_The exercise:_ Pull out every line in the data that has the string "Estate" in it.
=======
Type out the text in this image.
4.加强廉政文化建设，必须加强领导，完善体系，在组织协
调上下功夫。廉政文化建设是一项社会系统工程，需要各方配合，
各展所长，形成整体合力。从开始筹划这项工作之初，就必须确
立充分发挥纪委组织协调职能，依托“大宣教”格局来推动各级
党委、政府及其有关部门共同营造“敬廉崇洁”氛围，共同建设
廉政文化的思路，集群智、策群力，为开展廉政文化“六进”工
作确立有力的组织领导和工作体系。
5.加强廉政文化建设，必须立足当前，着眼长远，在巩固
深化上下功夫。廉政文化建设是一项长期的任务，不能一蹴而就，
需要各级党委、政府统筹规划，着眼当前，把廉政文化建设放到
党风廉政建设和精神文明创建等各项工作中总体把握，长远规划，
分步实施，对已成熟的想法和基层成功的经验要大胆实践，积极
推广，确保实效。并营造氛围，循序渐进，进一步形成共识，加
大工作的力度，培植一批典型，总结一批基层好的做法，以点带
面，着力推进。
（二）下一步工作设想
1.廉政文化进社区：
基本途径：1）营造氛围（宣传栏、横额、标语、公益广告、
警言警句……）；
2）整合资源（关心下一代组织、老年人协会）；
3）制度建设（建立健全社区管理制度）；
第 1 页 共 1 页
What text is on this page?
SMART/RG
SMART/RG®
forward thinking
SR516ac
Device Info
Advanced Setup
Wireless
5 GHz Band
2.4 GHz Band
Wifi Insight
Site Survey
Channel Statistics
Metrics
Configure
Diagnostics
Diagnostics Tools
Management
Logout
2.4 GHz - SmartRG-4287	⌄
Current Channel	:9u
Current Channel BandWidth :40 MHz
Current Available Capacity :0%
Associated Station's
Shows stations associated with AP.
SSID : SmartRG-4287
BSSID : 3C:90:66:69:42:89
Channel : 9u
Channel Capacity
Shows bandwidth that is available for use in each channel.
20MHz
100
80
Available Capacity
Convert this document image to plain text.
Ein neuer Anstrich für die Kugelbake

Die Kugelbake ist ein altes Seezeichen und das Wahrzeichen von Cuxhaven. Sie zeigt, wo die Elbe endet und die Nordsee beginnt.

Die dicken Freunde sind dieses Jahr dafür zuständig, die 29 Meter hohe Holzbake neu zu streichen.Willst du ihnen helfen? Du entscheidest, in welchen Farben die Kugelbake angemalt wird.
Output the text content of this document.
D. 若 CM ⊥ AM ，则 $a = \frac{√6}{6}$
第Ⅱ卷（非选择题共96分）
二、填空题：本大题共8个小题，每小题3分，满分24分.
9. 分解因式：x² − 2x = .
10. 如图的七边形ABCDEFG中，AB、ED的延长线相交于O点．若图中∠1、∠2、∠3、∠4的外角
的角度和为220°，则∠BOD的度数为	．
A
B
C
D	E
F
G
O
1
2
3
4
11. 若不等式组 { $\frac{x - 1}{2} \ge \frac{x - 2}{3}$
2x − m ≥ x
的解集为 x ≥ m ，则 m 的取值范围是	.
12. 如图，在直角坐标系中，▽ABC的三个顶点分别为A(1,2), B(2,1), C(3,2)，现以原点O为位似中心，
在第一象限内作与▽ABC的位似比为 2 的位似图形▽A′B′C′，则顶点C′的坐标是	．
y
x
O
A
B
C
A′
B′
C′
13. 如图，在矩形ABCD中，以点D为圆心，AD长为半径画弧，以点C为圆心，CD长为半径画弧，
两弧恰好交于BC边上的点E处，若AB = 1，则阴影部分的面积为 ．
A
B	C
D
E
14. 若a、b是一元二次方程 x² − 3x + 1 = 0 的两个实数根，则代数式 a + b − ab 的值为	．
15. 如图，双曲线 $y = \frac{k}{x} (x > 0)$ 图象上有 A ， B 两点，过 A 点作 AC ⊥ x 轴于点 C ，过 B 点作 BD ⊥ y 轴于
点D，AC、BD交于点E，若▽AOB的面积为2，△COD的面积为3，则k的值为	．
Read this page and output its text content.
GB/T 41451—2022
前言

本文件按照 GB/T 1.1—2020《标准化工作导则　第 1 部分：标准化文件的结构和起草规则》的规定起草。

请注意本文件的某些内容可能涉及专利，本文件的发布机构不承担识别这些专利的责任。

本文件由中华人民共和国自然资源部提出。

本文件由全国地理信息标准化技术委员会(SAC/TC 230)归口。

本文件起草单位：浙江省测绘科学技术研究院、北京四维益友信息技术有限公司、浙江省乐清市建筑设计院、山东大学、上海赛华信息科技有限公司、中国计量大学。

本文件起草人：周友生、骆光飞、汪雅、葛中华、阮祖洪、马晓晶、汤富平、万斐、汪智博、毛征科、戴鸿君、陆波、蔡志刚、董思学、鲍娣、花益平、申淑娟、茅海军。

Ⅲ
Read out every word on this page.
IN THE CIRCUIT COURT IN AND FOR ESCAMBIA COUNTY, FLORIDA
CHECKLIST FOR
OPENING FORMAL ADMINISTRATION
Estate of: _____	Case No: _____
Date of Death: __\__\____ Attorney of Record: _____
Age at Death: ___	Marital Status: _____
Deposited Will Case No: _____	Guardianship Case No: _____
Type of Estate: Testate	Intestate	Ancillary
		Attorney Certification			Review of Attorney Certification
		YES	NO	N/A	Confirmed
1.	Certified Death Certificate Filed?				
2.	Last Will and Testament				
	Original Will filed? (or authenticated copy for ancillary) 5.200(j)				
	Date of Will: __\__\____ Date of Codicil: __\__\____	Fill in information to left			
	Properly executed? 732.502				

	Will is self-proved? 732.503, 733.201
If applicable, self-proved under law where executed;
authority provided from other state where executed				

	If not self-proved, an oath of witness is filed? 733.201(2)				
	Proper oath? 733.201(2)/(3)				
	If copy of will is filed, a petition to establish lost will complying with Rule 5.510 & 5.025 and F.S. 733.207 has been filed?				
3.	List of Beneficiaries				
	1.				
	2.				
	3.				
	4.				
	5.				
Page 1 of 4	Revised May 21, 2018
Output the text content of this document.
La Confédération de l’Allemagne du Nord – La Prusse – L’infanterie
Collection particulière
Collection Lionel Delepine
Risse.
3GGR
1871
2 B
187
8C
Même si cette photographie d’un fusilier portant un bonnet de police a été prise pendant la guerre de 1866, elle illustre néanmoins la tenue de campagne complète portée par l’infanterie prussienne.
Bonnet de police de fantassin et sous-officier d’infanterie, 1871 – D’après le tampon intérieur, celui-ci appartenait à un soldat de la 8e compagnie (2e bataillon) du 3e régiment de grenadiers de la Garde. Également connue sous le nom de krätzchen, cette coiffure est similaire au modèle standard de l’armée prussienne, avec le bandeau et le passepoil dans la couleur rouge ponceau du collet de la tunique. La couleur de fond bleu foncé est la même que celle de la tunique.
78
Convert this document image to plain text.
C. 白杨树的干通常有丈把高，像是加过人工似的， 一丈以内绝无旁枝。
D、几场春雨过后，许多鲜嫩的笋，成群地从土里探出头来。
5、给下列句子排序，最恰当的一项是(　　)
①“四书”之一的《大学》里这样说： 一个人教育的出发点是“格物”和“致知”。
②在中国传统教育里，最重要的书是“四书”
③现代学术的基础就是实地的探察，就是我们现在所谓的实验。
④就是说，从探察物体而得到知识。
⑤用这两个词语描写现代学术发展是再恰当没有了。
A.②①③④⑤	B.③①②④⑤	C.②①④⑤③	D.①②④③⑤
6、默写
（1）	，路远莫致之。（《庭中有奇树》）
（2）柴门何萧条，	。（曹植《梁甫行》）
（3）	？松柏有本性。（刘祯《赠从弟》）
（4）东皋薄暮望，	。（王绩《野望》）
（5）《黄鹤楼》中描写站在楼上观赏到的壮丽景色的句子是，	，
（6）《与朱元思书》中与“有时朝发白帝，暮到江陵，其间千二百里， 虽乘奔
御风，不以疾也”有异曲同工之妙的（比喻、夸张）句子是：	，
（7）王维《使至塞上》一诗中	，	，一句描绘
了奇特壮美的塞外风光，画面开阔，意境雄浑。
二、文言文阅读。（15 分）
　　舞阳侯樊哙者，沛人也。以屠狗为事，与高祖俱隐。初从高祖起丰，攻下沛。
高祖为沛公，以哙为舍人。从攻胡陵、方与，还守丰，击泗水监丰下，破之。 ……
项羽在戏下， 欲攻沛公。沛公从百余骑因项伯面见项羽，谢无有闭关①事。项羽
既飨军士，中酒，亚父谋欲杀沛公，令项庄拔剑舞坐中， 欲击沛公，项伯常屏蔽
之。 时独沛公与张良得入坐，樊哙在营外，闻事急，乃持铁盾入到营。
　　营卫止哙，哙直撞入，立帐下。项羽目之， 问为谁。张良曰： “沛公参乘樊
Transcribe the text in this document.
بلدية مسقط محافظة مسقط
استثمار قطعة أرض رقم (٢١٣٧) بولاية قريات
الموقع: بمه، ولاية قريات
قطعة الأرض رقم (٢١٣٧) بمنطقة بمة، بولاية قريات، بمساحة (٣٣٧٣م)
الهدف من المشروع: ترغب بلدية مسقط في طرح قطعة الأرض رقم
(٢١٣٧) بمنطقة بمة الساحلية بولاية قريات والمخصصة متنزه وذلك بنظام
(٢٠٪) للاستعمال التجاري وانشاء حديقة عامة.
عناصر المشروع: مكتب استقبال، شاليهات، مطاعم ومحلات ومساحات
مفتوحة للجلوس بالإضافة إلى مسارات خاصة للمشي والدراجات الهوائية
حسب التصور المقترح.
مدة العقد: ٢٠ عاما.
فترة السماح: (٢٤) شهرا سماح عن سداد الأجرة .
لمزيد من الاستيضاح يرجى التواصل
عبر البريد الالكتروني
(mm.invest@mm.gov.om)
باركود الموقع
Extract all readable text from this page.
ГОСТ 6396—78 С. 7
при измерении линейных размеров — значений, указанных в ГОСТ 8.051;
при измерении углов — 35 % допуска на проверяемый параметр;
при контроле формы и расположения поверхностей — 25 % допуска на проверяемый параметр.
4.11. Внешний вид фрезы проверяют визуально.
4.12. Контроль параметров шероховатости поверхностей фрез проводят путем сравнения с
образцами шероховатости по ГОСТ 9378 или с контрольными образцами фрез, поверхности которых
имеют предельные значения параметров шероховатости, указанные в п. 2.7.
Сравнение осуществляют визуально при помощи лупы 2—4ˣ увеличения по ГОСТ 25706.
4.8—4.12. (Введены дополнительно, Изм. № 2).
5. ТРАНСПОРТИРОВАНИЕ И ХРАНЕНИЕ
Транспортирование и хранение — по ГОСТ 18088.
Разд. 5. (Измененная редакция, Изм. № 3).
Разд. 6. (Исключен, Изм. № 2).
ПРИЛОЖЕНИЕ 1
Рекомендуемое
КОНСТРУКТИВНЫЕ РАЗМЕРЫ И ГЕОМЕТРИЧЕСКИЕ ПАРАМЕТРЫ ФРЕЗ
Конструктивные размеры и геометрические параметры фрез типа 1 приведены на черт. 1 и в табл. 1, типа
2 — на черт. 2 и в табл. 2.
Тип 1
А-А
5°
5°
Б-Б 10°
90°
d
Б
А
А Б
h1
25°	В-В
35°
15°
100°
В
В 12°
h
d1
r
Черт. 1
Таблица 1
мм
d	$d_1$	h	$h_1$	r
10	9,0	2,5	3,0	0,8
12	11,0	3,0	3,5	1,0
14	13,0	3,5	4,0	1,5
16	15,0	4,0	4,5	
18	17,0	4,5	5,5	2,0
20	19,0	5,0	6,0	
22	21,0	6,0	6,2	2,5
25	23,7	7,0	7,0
=======
_Finished exercise:_
Estate of: _____	Case No: _____
Type of Estate: Testate	Intestate	Ancillary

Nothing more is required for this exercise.